* Written request *
Repeat the listing in full, exactly as it stands.

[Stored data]
--------------------------------

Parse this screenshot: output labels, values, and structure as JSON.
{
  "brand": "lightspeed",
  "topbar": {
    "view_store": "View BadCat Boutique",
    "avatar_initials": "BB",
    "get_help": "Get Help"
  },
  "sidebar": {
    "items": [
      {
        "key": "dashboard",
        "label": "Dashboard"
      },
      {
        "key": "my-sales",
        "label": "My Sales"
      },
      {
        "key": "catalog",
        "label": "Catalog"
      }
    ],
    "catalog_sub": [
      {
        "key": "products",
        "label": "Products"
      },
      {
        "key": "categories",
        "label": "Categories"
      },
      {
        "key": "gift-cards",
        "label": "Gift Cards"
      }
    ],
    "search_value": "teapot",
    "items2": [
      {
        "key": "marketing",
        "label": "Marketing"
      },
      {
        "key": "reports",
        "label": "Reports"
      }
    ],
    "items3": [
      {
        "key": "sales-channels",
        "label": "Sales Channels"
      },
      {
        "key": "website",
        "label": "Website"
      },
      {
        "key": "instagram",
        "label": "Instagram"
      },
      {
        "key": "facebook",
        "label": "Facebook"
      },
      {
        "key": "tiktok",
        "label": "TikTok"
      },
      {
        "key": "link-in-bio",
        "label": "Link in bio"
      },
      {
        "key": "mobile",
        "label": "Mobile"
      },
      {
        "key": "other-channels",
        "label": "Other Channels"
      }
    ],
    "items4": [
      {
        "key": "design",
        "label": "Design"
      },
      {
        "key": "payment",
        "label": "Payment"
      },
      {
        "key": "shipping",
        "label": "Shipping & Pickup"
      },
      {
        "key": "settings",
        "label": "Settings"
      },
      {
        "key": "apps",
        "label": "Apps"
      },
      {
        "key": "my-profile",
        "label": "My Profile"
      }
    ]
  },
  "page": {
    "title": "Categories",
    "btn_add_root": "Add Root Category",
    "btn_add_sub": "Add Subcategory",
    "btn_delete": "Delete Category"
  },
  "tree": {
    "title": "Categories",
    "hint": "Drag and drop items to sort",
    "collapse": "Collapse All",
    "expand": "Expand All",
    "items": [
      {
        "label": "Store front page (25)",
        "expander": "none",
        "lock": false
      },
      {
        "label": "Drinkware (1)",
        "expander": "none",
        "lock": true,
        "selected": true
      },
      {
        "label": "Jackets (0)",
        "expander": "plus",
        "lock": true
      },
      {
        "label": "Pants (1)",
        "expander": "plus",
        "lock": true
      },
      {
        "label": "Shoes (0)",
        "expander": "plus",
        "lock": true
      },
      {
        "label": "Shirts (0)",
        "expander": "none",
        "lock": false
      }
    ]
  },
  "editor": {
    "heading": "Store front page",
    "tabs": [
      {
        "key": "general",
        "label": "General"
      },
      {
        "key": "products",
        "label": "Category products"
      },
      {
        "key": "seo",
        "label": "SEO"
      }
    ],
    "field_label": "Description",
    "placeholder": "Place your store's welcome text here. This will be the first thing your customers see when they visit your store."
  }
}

--------------------------------

* The completed task *
Parse this screenshot: output labels, values, and structure as JSON.
{
  "brand": "lightspeed",
  "topbar": {
    "view_store": "View BadCat Boutique",
    "avatar_initials": "BB",
    "get_help": "Get Help"
  },
  "sidebar": {
    "items": [
      {
        "key": "dashboard",
        "label": "Dashboard"
      },
      {
        "key": "my-sales",
        "label": "My Sales"
      },
      {
        "key": "catalog",
        "label": "Catalog"
      }
    ],
    "catalog_sub": [
      {
        "key": "products",
        "label": "Products"
      },
      {
        "key": "categories",
        "label": "Categories"
      },
      {
        "key": "gift-cards",
        "label": "Gift Cards"
      }
    ],
    "search_value": "teapot",
    "items2": [
      {
        "key": "marketing",
        "label": "Marketing"
      },
      {
        "key": "reports",
        "label": "Reports"
      }
    ],
    "items3": [
      {
        "key": "sales-channels",
        "label": "Sales Channels"
      },
      {
        "key": "website",
        "label": "Website"
      },
      {
        "key": "instagram",
        "label": "Instagram"
      },
      {
        "key": "facebook",
        "label": "Facebook"
      },
      {
        "key": "tiktok",
        "label": "TikTok"
      },
      {
        "key": "link-in-bio",
        "label": "Link in bio"
      },
      {
        "key": "mobile",
        "label": "Mobile"
      },
      {
        "key": "other-channels",
        "label": "Other Channels"
      }
    ],
    "items4": [
      {
        "key": "design",
        "label": "Design"
      },
      {
        "key": "payment",
        "label": "Payment"
      },
      {
        "key": "shipping",
        "label": "Shipping & Pickup"
      },
      {
        "key": "settings",
        "label": "Settings"
      },
      {
        "key": "apps",
        "label": "Apps"
      },
      {
        "key": "my-profile",
        "label": "My Profile"
      }
    ]
  },
  "page": {
    "title": "Categories",
    "btn_add_root": "Add Root Category",
    "btn_add_sub": "Add Subcategory",
    "btn_delete": "Delete Category"
  },
  "tree": {
    "title": "Categories",
    "hint": "Drag and drop items to sort",
    "collapse": "Collapse All",
    "expand": "Expand All",
    "items": [
      {
        "label": "Store front page (25)",
        "expander": "none",
        "lock": false
      },
      {
        "label": "Drinkware (1)",
        "expander": "none",
        "lock": true,
        "selected": true
      },
      {
        "label": "Jackets (0)",
        "expander": "plus",
        "lock": true
      },
      {
        "label": "Pants (1)",
        "expander": "plus",
        "lock": true
      },
      {
        "label": "Shoes (0)",
        "expander": "plus",
        "lock": true
      },
      {
        "label": "Shirts (0)",
        "expander": "none",
        "lock": false
      }
    ]
  },
  "editor": {
    "heading": "Store front page",
    "tabs": [
      {
        "key": "general",
        "label": "General"
      },
      {
        "key": "products",
        "label": "Category products"
      },
      {
        "key": "seo",
        "label": "SEO"
      }
    ],
    "field_label": "Description",
    "placeholder": "Place your store's welcome text here. This will be the first thing your customers see when they visit your store."
  }
}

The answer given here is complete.